╔══

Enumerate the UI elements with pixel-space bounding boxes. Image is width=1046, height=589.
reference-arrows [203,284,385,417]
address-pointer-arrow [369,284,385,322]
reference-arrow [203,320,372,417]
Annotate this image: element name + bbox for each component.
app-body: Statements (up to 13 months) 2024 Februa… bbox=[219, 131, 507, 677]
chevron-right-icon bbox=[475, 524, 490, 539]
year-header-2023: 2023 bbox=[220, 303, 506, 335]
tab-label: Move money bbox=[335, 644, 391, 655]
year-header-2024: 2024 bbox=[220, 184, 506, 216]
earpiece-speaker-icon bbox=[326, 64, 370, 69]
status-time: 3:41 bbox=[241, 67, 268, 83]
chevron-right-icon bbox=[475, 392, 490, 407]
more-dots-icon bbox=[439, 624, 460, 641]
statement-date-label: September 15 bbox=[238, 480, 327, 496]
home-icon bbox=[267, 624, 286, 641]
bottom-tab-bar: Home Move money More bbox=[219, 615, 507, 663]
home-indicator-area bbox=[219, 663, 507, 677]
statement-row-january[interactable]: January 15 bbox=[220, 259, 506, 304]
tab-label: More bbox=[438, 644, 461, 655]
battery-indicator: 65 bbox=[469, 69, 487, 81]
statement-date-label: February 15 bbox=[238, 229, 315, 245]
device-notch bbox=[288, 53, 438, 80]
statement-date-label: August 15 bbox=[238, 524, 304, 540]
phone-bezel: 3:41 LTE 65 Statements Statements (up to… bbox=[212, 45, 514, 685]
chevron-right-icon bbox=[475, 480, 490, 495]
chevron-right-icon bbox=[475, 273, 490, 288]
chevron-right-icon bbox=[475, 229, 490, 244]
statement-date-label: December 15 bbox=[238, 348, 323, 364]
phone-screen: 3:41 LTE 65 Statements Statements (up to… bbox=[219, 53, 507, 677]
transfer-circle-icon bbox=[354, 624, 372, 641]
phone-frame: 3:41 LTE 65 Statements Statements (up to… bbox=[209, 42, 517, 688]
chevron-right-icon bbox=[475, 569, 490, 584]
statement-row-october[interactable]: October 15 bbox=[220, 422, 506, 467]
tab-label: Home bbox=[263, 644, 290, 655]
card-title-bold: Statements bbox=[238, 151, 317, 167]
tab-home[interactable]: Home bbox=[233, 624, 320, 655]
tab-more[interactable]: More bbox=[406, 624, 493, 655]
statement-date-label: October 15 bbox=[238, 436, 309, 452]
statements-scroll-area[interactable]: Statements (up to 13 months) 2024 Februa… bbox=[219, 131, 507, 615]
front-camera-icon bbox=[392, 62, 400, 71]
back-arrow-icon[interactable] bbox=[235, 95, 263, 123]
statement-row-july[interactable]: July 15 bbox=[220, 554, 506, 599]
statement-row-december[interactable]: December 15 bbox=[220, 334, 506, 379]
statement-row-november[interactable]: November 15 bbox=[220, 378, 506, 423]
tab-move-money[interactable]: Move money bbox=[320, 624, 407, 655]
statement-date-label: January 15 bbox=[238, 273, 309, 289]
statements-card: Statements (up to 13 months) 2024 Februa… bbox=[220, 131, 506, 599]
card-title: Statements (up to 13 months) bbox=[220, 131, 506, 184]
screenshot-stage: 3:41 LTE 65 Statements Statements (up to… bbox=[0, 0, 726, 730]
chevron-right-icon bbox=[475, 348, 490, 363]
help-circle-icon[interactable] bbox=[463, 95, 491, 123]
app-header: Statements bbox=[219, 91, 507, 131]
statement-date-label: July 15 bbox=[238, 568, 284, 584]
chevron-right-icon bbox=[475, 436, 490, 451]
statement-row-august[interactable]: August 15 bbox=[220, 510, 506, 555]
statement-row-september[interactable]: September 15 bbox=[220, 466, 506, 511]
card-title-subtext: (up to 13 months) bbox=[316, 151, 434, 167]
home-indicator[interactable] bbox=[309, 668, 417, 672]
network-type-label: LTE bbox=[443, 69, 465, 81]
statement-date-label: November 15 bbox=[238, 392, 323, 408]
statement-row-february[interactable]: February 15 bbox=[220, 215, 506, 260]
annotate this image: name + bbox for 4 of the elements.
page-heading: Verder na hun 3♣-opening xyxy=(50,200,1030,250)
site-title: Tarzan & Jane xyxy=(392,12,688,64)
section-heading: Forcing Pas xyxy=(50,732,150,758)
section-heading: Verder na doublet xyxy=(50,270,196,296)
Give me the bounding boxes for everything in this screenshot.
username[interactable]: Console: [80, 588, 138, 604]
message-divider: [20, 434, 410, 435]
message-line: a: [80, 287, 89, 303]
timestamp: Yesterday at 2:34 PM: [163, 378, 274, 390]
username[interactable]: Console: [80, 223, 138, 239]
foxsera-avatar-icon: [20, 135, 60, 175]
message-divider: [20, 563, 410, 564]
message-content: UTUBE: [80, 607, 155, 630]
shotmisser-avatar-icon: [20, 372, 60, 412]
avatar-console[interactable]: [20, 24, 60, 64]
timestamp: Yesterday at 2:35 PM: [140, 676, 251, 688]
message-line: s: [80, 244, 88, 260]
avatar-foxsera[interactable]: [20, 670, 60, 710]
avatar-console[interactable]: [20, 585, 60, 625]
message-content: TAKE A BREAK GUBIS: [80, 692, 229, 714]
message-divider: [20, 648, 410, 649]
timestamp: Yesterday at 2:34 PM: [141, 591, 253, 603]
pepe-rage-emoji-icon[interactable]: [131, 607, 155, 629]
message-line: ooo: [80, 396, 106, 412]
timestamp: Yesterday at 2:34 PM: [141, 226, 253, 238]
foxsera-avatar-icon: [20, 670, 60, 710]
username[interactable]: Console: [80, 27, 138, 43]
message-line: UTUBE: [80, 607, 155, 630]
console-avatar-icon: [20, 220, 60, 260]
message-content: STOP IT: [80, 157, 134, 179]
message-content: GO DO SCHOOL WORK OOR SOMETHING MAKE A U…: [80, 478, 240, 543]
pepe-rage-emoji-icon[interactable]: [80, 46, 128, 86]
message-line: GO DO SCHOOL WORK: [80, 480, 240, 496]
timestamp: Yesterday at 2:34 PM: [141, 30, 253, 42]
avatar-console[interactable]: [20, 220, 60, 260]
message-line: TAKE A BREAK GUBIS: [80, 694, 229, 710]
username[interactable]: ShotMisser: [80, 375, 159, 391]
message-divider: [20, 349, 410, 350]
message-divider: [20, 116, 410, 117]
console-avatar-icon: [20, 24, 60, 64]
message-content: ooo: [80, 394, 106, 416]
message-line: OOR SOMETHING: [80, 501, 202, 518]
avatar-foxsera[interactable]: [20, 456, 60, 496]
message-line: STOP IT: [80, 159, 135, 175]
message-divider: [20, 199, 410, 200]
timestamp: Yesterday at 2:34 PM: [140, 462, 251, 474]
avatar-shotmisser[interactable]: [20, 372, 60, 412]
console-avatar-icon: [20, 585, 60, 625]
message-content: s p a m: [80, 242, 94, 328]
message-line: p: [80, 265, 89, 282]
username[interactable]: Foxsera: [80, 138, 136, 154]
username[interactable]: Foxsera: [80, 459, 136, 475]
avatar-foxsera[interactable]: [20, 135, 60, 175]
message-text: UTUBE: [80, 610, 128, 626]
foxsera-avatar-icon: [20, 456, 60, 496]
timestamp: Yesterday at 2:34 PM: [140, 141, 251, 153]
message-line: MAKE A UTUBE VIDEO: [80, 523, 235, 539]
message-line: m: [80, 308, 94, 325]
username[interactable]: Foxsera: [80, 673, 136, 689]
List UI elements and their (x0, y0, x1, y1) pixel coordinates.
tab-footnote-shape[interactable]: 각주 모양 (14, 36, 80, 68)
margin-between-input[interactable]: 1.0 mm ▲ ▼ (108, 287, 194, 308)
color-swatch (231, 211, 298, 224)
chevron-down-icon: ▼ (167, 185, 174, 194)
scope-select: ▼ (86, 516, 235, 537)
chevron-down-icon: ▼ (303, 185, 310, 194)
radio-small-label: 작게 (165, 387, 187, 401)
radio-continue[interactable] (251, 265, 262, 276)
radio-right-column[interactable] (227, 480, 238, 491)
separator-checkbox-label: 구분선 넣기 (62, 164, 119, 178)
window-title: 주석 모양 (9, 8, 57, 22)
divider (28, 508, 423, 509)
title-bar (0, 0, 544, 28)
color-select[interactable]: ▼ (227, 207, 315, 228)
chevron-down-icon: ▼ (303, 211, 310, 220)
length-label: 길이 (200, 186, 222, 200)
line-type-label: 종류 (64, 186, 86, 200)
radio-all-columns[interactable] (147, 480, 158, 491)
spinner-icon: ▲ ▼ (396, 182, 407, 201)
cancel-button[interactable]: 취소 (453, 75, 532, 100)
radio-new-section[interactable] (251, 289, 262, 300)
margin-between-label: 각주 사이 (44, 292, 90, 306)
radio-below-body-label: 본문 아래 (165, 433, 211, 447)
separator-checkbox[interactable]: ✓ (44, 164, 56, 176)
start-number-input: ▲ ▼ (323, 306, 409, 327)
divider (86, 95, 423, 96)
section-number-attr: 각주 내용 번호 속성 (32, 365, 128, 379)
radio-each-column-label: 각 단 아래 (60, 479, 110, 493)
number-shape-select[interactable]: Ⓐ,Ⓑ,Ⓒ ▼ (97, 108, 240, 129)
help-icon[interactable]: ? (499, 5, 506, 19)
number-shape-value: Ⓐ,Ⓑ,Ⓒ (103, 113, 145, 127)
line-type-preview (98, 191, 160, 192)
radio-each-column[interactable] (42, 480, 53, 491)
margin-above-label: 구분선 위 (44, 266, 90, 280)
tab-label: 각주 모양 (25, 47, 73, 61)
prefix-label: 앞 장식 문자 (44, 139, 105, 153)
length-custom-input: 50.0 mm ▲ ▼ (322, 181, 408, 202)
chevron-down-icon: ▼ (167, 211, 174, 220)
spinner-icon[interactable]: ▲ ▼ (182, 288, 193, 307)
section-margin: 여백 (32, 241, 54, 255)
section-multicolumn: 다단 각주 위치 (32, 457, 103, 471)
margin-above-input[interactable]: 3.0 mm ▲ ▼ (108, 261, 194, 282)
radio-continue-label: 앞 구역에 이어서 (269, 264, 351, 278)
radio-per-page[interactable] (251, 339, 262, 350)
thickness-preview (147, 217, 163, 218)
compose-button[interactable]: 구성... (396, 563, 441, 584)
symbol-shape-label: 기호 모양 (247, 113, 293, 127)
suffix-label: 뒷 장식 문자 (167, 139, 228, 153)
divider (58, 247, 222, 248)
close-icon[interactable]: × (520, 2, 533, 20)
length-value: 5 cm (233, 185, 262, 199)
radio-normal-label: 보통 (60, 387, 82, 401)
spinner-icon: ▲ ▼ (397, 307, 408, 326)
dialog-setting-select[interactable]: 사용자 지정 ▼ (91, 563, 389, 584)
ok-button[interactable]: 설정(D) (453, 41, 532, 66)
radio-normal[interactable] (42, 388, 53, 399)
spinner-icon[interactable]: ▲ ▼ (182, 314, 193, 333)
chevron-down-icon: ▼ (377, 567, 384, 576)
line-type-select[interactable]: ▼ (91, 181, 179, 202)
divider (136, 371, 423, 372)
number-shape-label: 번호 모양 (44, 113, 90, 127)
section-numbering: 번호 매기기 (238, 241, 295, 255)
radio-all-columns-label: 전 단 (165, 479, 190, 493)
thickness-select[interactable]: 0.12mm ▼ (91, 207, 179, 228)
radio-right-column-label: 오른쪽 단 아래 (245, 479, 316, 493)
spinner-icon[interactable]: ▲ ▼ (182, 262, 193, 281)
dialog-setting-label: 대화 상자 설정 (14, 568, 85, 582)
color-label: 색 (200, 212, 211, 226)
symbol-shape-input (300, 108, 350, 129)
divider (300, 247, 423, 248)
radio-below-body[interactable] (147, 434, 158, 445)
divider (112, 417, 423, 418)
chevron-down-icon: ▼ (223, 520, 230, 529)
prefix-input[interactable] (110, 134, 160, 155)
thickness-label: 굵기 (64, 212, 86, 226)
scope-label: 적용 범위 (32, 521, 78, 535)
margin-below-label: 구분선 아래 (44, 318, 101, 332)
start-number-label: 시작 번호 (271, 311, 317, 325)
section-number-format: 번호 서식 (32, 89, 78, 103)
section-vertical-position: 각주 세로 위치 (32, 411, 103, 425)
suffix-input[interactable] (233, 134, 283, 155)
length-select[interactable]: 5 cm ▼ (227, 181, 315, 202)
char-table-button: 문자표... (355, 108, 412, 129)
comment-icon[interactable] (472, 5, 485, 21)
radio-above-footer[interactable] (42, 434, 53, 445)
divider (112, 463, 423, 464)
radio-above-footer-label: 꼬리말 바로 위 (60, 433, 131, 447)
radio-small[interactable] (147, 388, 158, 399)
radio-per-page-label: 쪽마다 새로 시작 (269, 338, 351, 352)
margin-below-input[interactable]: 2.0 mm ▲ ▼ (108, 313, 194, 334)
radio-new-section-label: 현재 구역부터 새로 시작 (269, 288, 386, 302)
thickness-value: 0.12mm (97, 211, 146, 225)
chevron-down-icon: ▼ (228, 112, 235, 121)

╚══

— WHAT YOU WILL DO —
Repeat everything from the very first line of the items down to the line containing "home-indicator-area bbox=[219, 663, 507, 677]", with both of those lines included.

— FINISHED TASK —
Enumerate the UI elements with pixel-space bounding boxes. Image is width=1046, height=589.
reference-arrows [203,284,385,417]
address-pointer-arrow [369,284,385,322]
reference-arrow [203,320,372,417]
Annotate this image: element name + bbox for each component.
app-body: Statements (up to 13 months) 2024 Februa… bbox=[219, 131, 507, 677]
chevron-right-icon bbox=[475, 524, 490, 539]
year-header-2023: 2023 bbox=[220, 303, 506, 335]
tab-label: Move money bbox=[335, 644, 391, 655]
year-header-2024: 2024 bbox=[220, 184, 506, 216]
earpiece-speaker-icon bbox=[326, 64, 370, 69]
status-time: 3:41 bbox=[241, 67, 268, 83]
chevron-right-icon bbox=[475, 392, 490, 407]
more-dots-icon bbox=[439, 624, 460, 641]
statement-date-label: September 15 bbox=[238, 480, 327, 496]
home-icon bbox=[267, 624, 286, 641]
bottom-tab-bar: Home Move money More bbox=[219, 615, 507, 663]
home-indicator-area bbox=[219, 663, 507, 677]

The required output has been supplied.